**Stated exercise**. Write out the material again word for word, dropping any images it holds.
*****
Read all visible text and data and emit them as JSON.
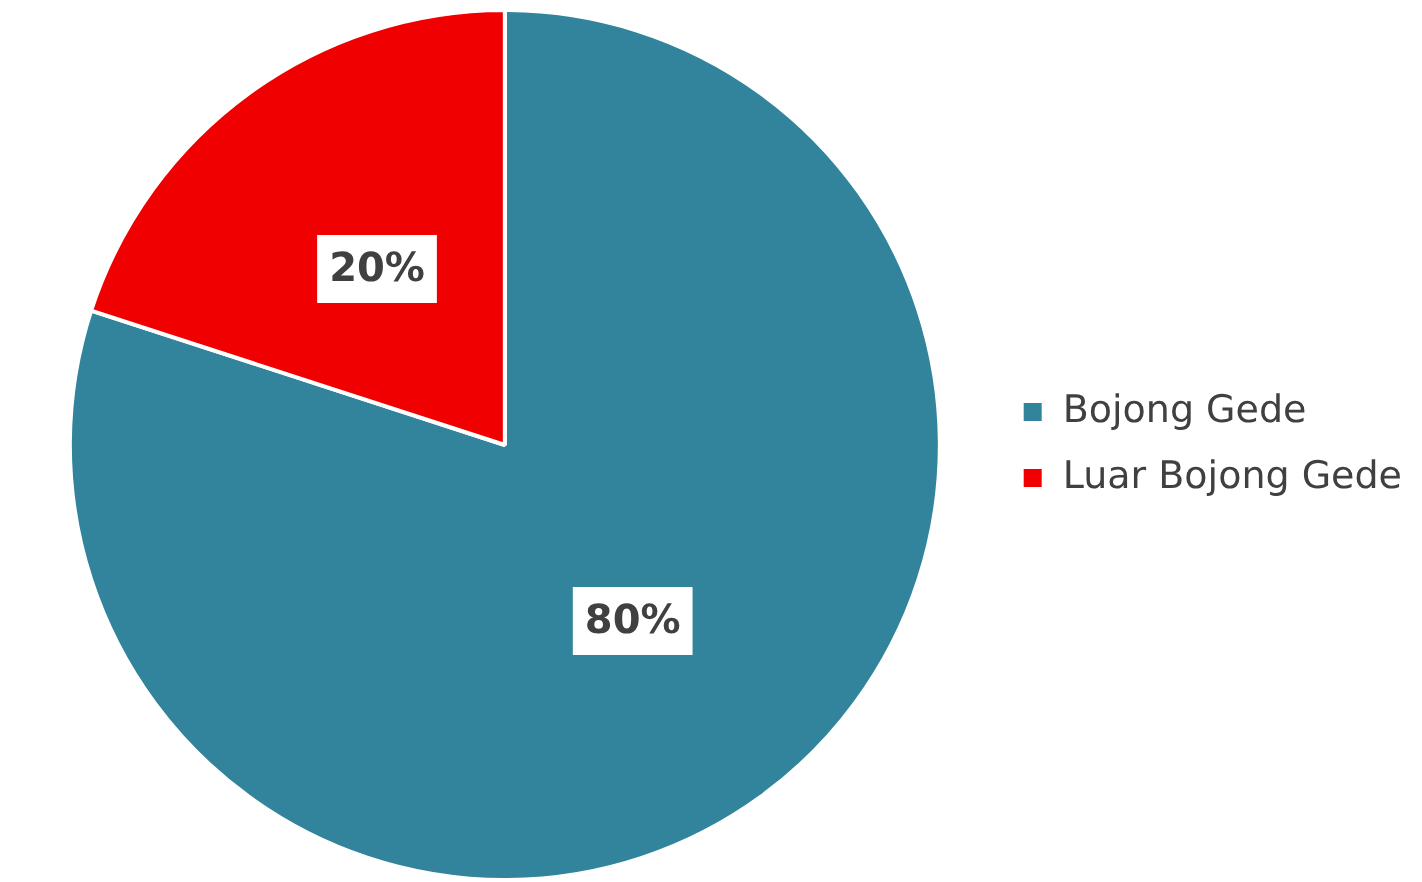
{
  "chart_data": {
    "type": "pie",
    "categories": [
      "Bojong Gede",
      "Luar Bojong Gede"
    ],
    "values": [
      80,
      20
    ],
    "colors": [
      "#31849b",
      "#f00000"
    ],
    "value_labels": [
      "80%",
      "20%"
    ],
    "legend": "right"
  }
}
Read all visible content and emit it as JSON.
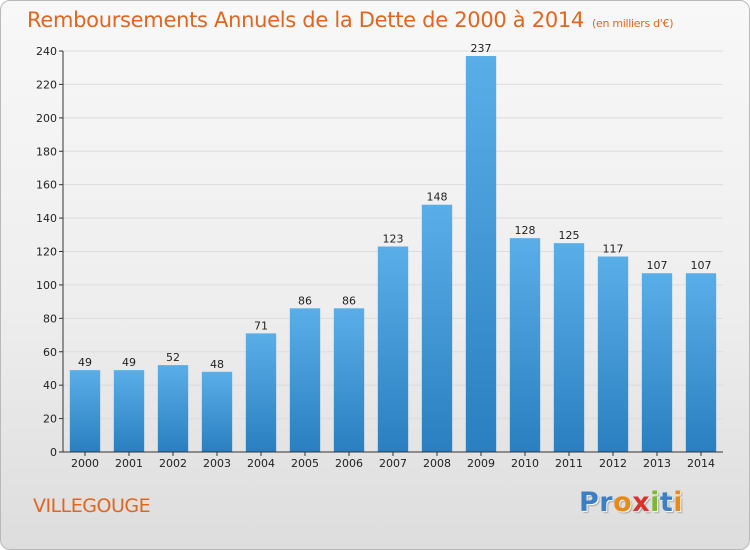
{
  "header": {
    "title": "Remboursements Annuels de la Dette de 2000 à 2014",
    "unit": "(en milliers d'€)"
  },
  "footer": {
    "commune": "VILLEGOUGE",
    "logo_letters": [
      "P",
      "r",
      "o",
      "x",
      "i",
      "t",
      "i"
    ]
  },
  "colors": {
    "title": "#e0661f",
    "bar_top": "#5aaee8",
    "bar_bottom": "#2a7fc0",
    "logo_letters": [
      "#3d7fc4",
      "#3d7fc4",
      "#e88a1a",
      "#d9312b",
      "#7db833",
      "#3d7fc4",
      "#e88a1a"
    ]
  },
  "chart_data": {
    "type": "bar",
    "title": "Remboursements Annuels de la Dette de 2000 à 2014",
    "categories": [
      "2000",
      "2001",
      "2002",
      "2003",
      "2004",
      "2005",
      "2006",
      "2007",
      "2008",
      "2009",
      "2010",
      "2011",
      "2012",
      "2013",
      "2014"
    ],
    "values": [
      49,
      49,
      52,
      48,
      71,
      86,
      86,
      123,
      148,
      237,
      128,
      125,
      117,
      107,
      107
    ],
    "ylim": [
      0,
      240
    ],
    "yticks": [
      0,
      20,
      40,
      60,
      80,
      100,
      120,
      140,
      160,
      180,
      200,
      220,
      240
    ],
    "grid": true
  }
}
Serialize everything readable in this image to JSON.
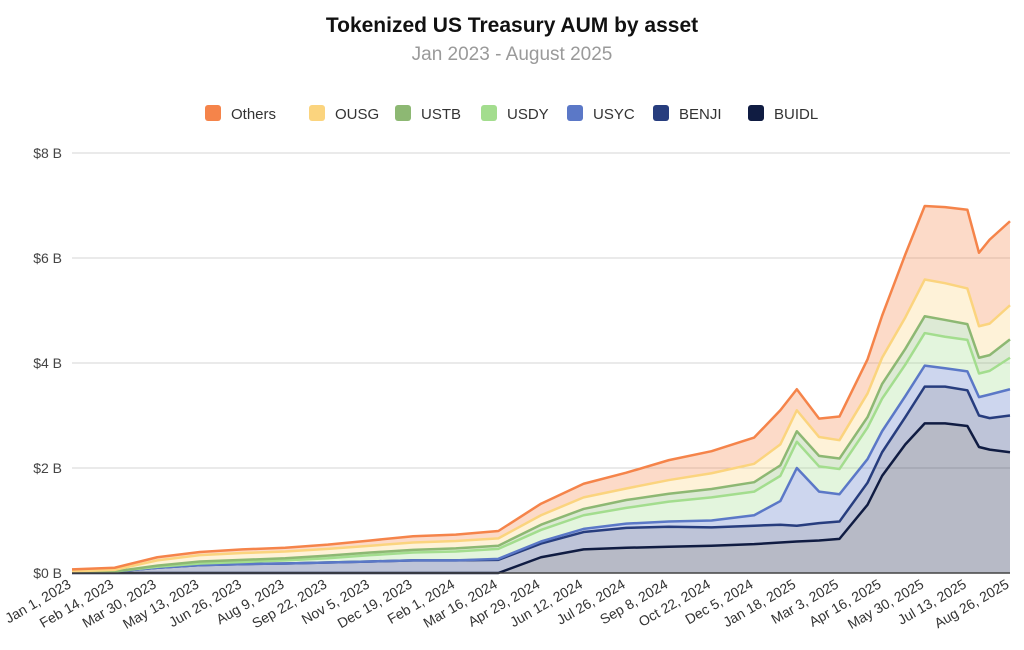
*****
**Result of the task**.
Read all visible text and data and emit them as JSON.
{
  "chart_data": {
    "type": "pie",
    "categories": [
      "Bojong Gede",
      "Luar Bojong Gede"
    ],
    "values": [
      80,
      20
    ],
    "colors": [
      "#31849b",
      "#f00000"
    ],
    "value_labels": [
      "80%",
      "20%"
    ],
    "legend": "right"
  }
}
Read all visible content and emit it as JSON.
{
  "header": {
    "title": "Remboursements Annuels de la Dette de 2000 à 2014",
    "unit": "(en milliers d'€)"
  },
  "footer": {
    "commune": "VILLEGOUGE",
    "logo_letters": [
      "P",
      "r",
      "o",
      "x",
      "i",
      "t",
      "i"
    ]
  },
  "colors": {
    "title": "#e0661f",
    "bar_top": "#5aaee8",
    "bar_bottom": "#2a7fc0",
    "logo_letters": [
      "#3d7fc4",
      "#3d7fc4",
      "#e88a1a",
      "#d9312b",
      "#7db833",
      "#3d7fc4",
      "#e88a1a"
    ]
  },
  "chart_data": {
    "type": "bar",
    "title": "Remboursements Annuels de la Dette de 2000 à 2014",
    "categories": [
      "2000",
      "2001",
      "2002",
      "2003",
      "2004",
      "2005",
      "2006",
      "2007",
      "2008",
      "2009",
      "2010",
      "2011",
      "2012",
      "2013",
      "2014"
    ],
    "values": [
      49,
      49,
      52,
      48,
      71,
      86,
      86,
      123,
      148,
      237,
      128,
      125,
      117,
      107,
      107
    ],
    "ylim": [
      0,
      240
    ],
    "yticks": [
      0,
      20,
      40,
      60,
      80,
      100,
      120,
      140,
      160,
      180,
      200,
      220,
      240
    ],
    "grid": true
  }
}
Serialize everything readable in this image to JSON.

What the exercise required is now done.